• _Task details_:
Transcribe every line, keeping it exact.

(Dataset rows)
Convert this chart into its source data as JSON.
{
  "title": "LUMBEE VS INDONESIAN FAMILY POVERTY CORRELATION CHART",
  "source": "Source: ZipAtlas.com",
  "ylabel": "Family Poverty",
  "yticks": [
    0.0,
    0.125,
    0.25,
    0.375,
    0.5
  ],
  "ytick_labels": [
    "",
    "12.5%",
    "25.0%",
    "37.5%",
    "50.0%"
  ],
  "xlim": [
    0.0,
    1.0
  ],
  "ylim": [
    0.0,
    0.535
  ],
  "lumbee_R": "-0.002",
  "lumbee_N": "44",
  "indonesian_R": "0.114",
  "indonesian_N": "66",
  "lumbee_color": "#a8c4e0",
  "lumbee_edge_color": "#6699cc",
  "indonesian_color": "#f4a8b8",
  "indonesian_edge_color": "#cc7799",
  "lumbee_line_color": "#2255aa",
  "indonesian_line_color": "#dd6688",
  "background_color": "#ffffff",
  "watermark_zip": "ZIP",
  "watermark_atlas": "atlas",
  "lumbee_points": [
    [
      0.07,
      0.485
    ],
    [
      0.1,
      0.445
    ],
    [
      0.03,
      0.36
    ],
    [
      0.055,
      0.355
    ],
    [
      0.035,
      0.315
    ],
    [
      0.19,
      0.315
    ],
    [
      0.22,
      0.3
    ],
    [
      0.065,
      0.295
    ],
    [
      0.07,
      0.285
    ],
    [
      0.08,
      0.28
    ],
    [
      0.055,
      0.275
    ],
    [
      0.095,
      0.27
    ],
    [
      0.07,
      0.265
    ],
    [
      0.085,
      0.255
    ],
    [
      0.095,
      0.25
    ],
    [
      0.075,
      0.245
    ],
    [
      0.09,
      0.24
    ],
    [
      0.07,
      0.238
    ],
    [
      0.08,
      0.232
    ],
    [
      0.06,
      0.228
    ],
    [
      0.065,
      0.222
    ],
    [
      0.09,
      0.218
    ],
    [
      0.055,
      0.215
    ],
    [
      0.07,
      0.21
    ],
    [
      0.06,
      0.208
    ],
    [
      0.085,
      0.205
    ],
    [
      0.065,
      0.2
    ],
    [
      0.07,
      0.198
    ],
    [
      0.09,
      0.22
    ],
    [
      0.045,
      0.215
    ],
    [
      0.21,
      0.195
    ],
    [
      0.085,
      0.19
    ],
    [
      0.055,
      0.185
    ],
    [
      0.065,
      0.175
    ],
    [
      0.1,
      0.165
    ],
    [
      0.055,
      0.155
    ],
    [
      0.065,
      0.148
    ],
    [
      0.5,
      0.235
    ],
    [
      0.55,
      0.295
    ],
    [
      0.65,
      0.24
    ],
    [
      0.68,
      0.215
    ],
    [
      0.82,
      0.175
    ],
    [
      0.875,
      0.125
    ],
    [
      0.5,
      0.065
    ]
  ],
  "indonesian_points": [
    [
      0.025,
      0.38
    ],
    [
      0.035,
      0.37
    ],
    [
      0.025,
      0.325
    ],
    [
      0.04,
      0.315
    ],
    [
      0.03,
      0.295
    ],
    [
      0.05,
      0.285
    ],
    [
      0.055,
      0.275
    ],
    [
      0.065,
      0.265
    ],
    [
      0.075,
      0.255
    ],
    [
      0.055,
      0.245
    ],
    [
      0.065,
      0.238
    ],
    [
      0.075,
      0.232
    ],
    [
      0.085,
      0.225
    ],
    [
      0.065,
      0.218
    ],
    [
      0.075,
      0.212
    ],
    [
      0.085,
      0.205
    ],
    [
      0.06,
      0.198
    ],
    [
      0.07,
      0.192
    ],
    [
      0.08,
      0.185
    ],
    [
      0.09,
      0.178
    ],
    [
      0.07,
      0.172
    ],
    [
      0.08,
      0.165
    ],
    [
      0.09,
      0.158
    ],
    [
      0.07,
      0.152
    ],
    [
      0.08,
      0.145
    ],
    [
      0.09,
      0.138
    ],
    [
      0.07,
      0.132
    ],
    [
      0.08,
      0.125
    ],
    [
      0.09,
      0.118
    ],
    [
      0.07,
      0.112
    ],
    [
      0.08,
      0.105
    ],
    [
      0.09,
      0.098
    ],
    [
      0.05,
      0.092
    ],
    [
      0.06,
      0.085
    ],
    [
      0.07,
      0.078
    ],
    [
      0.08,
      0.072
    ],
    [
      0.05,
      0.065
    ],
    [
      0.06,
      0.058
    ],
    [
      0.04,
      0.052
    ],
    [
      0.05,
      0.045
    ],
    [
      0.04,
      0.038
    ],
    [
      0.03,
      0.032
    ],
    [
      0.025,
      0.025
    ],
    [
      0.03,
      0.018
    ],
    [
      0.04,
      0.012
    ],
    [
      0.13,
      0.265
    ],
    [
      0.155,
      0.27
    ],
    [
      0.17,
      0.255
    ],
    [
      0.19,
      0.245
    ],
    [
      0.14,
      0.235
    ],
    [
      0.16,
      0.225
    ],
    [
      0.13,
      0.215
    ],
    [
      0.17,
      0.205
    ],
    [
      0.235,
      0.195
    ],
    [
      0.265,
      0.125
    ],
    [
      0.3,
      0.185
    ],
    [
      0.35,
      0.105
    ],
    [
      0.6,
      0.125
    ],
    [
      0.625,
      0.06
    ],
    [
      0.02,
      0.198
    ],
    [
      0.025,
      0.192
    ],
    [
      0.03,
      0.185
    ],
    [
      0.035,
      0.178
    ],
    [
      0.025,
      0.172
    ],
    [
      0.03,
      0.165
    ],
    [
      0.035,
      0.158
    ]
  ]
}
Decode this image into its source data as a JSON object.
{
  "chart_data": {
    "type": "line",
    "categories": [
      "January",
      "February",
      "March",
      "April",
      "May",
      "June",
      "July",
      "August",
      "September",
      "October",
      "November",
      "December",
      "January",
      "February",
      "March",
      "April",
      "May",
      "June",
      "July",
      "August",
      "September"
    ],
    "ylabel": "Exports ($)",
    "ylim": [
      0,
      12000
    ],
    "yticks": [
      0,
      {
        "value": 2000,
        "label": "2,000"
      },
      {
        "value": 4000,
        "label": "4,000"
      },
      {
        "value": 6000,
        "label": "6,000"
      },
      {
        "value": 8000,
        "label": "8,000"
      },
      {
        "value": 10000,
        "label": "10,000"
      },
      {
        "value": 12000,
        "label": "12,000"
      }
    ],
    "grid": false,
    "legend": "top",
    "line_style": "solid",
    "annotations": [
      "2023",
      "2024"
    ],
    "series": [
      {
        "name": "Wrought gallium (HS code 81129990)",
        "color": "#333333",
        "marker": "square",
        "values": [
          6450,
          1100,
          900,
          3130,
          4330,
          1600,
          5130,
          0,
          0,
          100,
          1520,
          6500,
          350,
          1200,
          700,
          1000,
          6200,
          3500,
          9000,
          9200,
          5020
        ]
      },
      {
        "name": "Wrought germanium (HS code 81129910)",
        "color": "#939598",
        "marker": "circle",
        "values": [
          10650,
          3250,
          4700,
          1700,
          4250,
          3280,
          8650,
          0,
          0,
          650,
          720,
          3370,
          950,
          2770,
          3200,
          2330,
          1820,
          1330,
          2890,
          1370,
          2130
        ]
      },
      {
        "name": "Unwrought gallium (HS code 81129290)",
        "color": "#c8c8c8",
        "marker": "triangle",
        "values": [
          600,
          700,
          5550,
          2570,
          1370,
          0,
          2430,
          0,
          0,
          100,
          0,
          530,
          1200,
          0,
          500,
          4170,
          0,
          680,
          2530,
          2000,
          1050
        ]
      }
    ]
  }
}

• _Output for this task_:
Convert this chart into its source data as JSON.
{
  "title": "LUMBEE VS INDONESIAN FAMILY POVERTY CORRELATION CHART",
  "source": "Source: ZipAtlas.com",
  "ylabel": "Family Poverty",
  "yticks": [
    0.0,
    0.125,
    0.25,
    0.375,
    0.5
  ],
  "ytick_labels": [
    "",
    "12.5%",
    "25.0%",
    "37.5%",
    "50.0%"
  ],
  "xlim": [
    0.0,
    1.0
  ],
  "ylim": [
    0.0,
    0.535
  ],
  "lumbee_R": "-0.002",
  "lumbee_N": "44",
  "indonesian_R": "0.114",
  "indonesian_N": "66",
  "lumbee_color": "#a8c4e0",
  "lumbee_edge_color": "#6699cc",
  "indonesian_color": "#f4a8b8",
  "indonesian_edge_color": "#cc7799",
  "lumbee_line_color": "#2255aa",
  "indonesian_line_color": "#dd6688",
  "background_color": "#ffffff",
  "watermark_zip": "ZIP",
  "watermark_atlas": "atlas",
  "lumbee_points": [
    [
      0.07,
      0.485
    ],
    [
      0.1,
      0.445
    ],
    [
      0.03,
      0.36
    ],
    [
      0.055,
      0.355
    ],
    [
      0.035,
      0.315
    ],
    [
      0.19,
      0.315
    ],
    [
      0.22,
      0.3
    ],
    [
      0.065,
      0.295
    ],
    [
      0.07,
      0.285
    ],
    [
      0.08,
      0.28
    ],
    [
      0.055,
      0.275
    ],
    [
      0.095,
      0.27
    ],
    [
      0.07,
      0.265
    ],
    [
      0.085,
      0.255
    ],
    [
      0.095,
      0.25
    ],
    [
      0.075,
      0.245
    ],
    [
      0.09,
      0.24
    ],
    [
      0.07,
      0.238
    ],
    [
      0.08,
      0.232
    ],
    [
      0.06,
      0.228
    ],
    [
      0.065,
      0.222
    ],
    [
      0.09,
      0.218
    ],
    [
      0.055,
      0.215
    ],
    [
      0.07,
      0.21
    ],
    [
      0.06,
      0.208
    ],
    [
      0.085,
      0.205
    ],
    [
      0.065,
      0.2
    ],
    [
      0.07,
      0.198
    ],
    [
      0.09,
      0.22
    ],
    [
      0.045,
      0.215
    ],
    [
      0.21,
      0.195
    ],
    [
      0.085,
      0.19
    ],
    [
      0.055,
      0.185
    ],
    [
      0.065,
      0.175
    ],
    [
      0.1,
      0.165
    ],
    [
      0.055,
      0.155
    ],
    [
      0.065,
      0.148
    ],
    [
      0.5,
      0.235
    ],
    [
      0.55,
      0.295
    ],
    [
      0.65,
      0.24
    ],
    [
      0.68,
      0.215
    ],
    [
      0.82,
      0.175
    ],
    [
      0.875,
      0.125
    ],
    [
      0.5,
      0.065
    ]
  ],
  "indonesian_points": [
    [
      0.025,
      0.38
    ],
    [
      0.035,
      0.37
    ],
    [
      0.025,
      0.325
    ],
    [
      0.04,
      0.315
    ],
    [
      0.03,
      0.295
    ],
    [
      0.05,
      0.285
    ],
    [
      0.055,
      0.275
    ],
    [
      0.065,
      0.265
    ],
    [
      0.075,
      0.255
    ],
    [
      0.055,
      0.245
    ],
    [
      0.065,
      0.238
    ],
    [
      0.075,
      0.232
    ],
    [
      0.085,
      0.225
    ],
    [
      0.065,
      0.218
    ],
    [
      0.075,
      0.212
    ],
    [
      0.085,
      0.205
    ],
    [
      0.06,
      0.198
    ],
    [
      0.07,
      0.192
    ],
    [
      0.08,
      0.185
    ],
    [
      0.09,
      0.178
    ],
    [
      0.07,
      0.172
    ],
    [
      0.08,
      0.165
    ],
    [
      0.09,
      0.158
    ],
    [
      0.07,
      0.152
    ],
    [
      0.08,
      0.145
    ],
    [
      0.09,
      0.138
    ],
    [
      0.07,
      0.132
    ],
    [
      0.08,
      0.125
    ],
    [
      0.09,
      0.118
    ],
    [
      0.07,
      0.112
    ],
    [
      0.08,
      0.105
    ],
    [
      0.09,
      0.098
    ],
    [
      0.05,
      0.092
    ],
    [
      0.06,
      0.085
    ],
    [
      0.07,
      0.078
    ],
    [
      0.08,
      0.072
    ],
    [
      0.05,
      0.065
    ],
    [
      0.06,
      0.058
    ],
    [
      0.04,
      0.052
    ],
    [
      0.05,
      0.045
    ],
    [
      0.04,
      0.038
    ],
    [
      0.03,
      0.032
    ],
    [
      0.025,
      0.025
    ],
    [
      0.03,
      0.018
    ],
    [
      0.04,
      0.012
    ],
    [
      0.13,
      0.265
    ],
    [
      0.155,
      0.27
    ],
    [
      0.17,
      0.255
    ],
    [
      0.19,
      0.245
    ],
    [
      0.14,
      0.235
    ],
    [
      0.16,
      0.225
    ],
    [
      0.13,
      0.215
    ],
    [
      0.17,
      0.205
    ],
    [
      0.235,
      0.195
    ],
    [
      0.265,
      0.125
    ],
    [
      0.3,
      0.185
    ],
    [
      0.35,
      0.105
    ],
    [
      0.6,
      0.125
    ],
    [
      0.625,
      0.06
    ],
    [
      0.02,
      0.198
    ],
    [
      0.025,
      0.192
    ],
    [
      0.03,
      0.185
    ],
    [
      0.035,
      0.178
    ],
    [
      0.025,
      0.172
    ],
    [
      0.03,
      0.165
    ],
    [
      0.035,
      0.158
    ]
  ]
}
Decode this image into its source data as a JSON object.
{
  "chart_data": {
    "type": "line",
    "categories": [
      "January",
      "February",
      "March",
      "April",
      "May",
      "June",
      "July",
      "August",
      "September",
      "October",
      "November",
      "December",
      "January",
      "February",
      "March",
      "April",
      "May",
      "June",
      "July",
      "August",
      "September"
    ],
    "ylabel": "Exports ($)",
    "ylim": [
      0,
      12000
    ],
    "yticks": [
      0,
      {
        "value": 2000,
        "label": "2,000"
      },
      {
        "value": 4000,
        "label": "4,000"
      },
      {
        "value": 6000,
        "label": "6,000"
      },
      {
        "value": 8000,
        "label": "8,000"
      },
      {
        "value": 10000,
        "label": "10,000"
      },
      {
        "value": 12000,
        "label": "12,000"
      }
    ],
    "grid": false,
    "legend": "top",
    "line_style": "solid",
    "annotations": [
      "2023",
      "2024"
    ],
    "series": [
      {
        "name": "Wrought gallium (HS code 81129990)",
        "color": "#333333",
        "marker": "square",
        "values": [
          6450,
          1100,
          900,
          3130,
          4330,
          1600,
          5130,
          0,
          0,
          100,
          1520,
          6500,
          350,
          1200,
          700,
          1000,
          6200,
          3500,
          9000,
          9200,
          5020
        ]
      },
      {
        "name": "Wrought germanium (HS code 81129910)",
        "color": "#939598",
        "marker": "circle",
        "values": [
          10650,
          3250,
          4700,
          1700,
          4250,
          3280,
          8650,
          0,
          0,
          650,
          720,
          3370,
          950,
          2770,
          3200,
          2330,
          1820,
          1330,
          2890,
          1370,
          2130
        ]
      },
      {
        "name": "Unwrought gallium (HS code 81129290)",
        "color": "#c8c8c8",
        "marker": "triangle",
        "values": [
          600,
          700,
          5550,
          2570,
          1370,
          0,
          2430,
          0,
          0,
          100,
          0,
          530,
          1200,
          0,
          500,
          4170,
          0,
          680,
          2530,
          2000,
          1050
        ]
      }
    ]
  }
}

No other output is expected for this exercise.